Page extract:
Mizuho Nasukawa

Medal record

Women's athletics

Representing Japan

Asian Athletics Championships

= Mizuho Nasukawa =

Japanese long-distance runner

Mizuho Nasukawa (那須川 瑞穂; born 22 November 1979) is a female Japanese former long-distance runner. She won the Tokyo Marathon in 2009 in a personal best of 2:25:38 hours. She represented Japan at the IAAF World Cross Country Championships in 2000 and was also twice a medallist at the Asian Athletics Championships.

==Career==
From Ōshū, Iwate, she attended high school in Iwate Prefecture and took up running there. She gained international selection for the 2000 IAAF World Cross Country Championships and was the team's best performer in 50th place in the short race. Following graduation from high school, she joined a corporate team, training under Yoshio Koide at Sekisui Chemical. She later moved to run for Aruze (now Universal Entertainment Corporation). She won the 3.3 km leg at the All-Japan Women's Corporate Ekiden Championships in both 2000 and 2001.

Nasukawa had her first international success at the 2002 Asian Athletics Championships, where she was a double bronze medallist in the 1500 metres and 5000 metres. She represented Asia at the 2002 IAAF World Cup in the 3000 metres, but finished last in her race. She shifted into longer-distance road running and set a half marathon best of 1:11:58 hours in Kobe in 2003, taking third place. She enjoyed a successful marathon debut at the 2004 Osaka Women's Marathon, finishing in fourth place with 2:29:49 hours. She dropped to eighth place on her return to the race in 2005, however.

She ranked highly on the track at the Japanese National Games, placing in the top three over 5000 m in 2004, 2006, 2007 and 2008. A career breakthrough came at the 2009 Tokyo Marathon, which she won in a lifetime best of 2:25:38 hours. She stuck to the longer distance, but managed only seventh at the Hokkaido Marathon (2:34:17). An improved performance came at the 2009 Chicago Marathon, where her finish in 2:29:22 hours brought her fifth place. Continuing mixed fortunes, Nasukawa was out of the top twenty in her attempted defence at the Tokyo Marathon, but took third at that year's Hokkaido Marathon.

What you will do:
1. Which marathon races does the Mizuho Nasukawa biography name as ones she ran?
2. Reproduce the lines of the entries verbatim, starting at the line that contains "server-roles-icon [223,111,259,152]" and stopping after the line that contains "summary-header: ▲ 角色摘要".
The biography and the entries that follow it were taken from unrelated sources.

Data listing:

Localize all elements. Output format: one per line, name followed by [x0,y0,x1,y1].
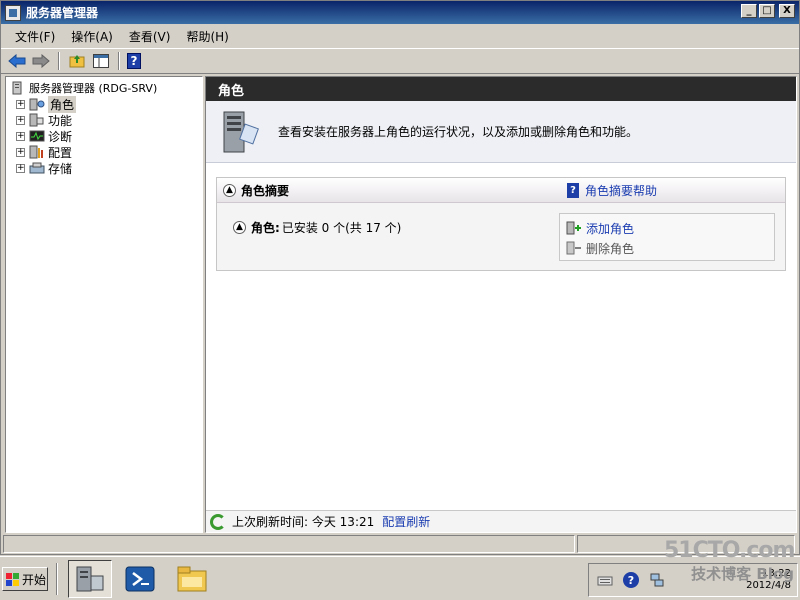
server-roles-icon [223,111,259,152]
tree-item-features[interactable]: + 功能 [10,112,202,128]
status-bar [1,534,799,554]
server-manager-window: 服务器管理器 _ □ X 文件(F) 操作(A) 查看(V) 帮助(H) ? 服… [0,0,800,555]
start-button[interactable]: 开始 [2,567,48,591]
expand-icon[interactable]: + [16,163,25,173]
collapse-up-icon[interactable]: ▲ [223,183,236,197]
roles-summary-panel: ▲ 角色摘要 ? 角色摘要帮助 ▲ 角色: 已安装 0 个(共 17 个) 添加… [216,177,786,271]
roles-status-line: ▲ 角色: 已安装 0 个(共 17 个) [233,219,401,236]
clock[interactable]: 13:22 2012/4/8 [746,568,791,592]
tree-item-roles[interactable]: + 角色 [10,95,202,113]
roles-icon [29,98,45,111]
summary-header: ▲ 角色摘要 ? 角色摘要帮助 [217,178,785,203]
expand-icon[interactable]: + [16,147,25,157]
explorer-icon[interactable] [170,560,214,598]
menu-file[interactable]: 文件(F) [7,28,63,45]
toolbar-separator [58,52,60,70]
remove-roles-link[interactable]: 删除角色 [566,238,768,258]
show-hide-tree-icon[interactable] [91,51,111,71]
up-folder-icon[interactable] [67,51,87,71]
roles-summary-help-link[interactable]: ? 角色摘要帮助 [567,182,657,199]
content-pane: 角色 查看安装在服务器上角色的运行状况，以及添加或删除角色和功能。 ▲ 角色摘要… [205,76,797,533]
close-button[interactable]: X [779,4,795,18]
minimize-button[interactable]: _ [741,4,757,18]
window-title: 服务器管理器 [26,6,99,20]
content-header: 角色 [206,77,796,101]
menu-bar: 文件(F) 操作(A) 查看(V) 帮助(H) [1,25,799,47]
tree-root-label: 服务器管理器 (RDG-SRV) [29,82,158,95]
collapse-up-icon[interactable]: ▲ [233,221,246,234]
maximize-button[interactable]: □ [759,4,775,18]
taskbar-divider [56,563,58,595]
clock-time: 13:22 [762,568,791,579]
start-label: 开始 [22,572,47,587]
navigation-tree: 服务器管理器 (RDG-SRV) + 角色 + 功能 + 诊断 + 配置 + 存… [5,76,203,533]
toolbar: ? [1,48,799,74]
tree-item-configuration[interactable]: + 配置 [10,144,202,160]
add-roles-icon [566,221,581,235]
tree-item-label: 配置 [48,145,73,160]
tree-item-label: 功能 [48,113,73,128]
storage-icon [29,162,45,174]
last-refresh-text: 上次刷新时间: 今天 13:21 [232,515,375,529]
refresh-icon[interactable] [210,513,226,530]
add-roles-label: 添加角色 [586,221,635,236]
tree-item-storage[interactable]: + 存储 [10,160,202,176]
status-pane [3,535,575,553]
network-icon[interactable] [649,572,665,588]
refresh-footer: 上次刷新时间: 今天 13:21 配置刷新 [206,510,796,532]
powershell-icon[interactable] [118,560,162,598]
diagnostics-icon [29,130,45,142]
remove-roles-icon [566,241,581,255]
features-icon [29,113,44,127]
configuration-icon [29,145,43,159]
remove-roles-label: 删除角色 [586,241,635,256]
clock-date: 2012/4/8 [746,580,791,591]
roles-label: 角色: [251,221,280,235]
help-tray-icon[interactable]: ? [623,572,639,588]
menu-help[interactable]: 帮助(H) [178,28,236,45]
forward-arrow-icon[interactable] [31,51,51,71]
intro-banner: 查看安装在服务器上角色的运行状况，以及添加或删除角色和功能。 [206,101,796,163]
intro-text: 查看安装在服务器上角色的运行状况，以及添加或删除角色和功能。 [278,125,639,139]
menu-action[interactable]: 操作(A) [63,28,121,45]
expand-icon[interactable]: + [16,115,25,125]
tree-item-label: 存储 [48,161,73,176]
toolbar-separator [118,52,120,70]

Responses to the tasks:
1.
Tokyo Marathon
Osaka Women's Marathon
Hokkaido Marathon
Chicago Marathon

2.
server-roles-icon [223,111,259,152]
tree-item-features[interactable]: + 功能 [10,112,202,128]
status-bar [1,534,799,554]
server-manager-window: 服务器管理器 _ □ X 文件(F) 操作(A) 查看(V) 帮助(H) ? 服… [0,0,800,555]
start-button[interactable]: 开始 [2,567,48,591]
expand-icon[interactable]: + [16,163,25,173]
collapse-up-icon[interactable]: ▲ [223,183,236,197]
roles-summary-panel: ▲ 角色摘要 ? 角色摘要帮助 ▲ 角色: 已安装 0 个(共 17 个) 添加… [216,177,786,271]
roles-status-line: ▲ 角色: 已安装 0 个(共 17 个) [233,219,401,236]
clock[interactable]: 13:22 2012/4/8 [746,568,791,592]
tree-item-roles[interactable]: + 角色 [10,95,202,113]
roles-icon [29,98,45,111]
summary-header: ▲ 角色摘要 ? 角色摘要帮助 [217,178,785,203]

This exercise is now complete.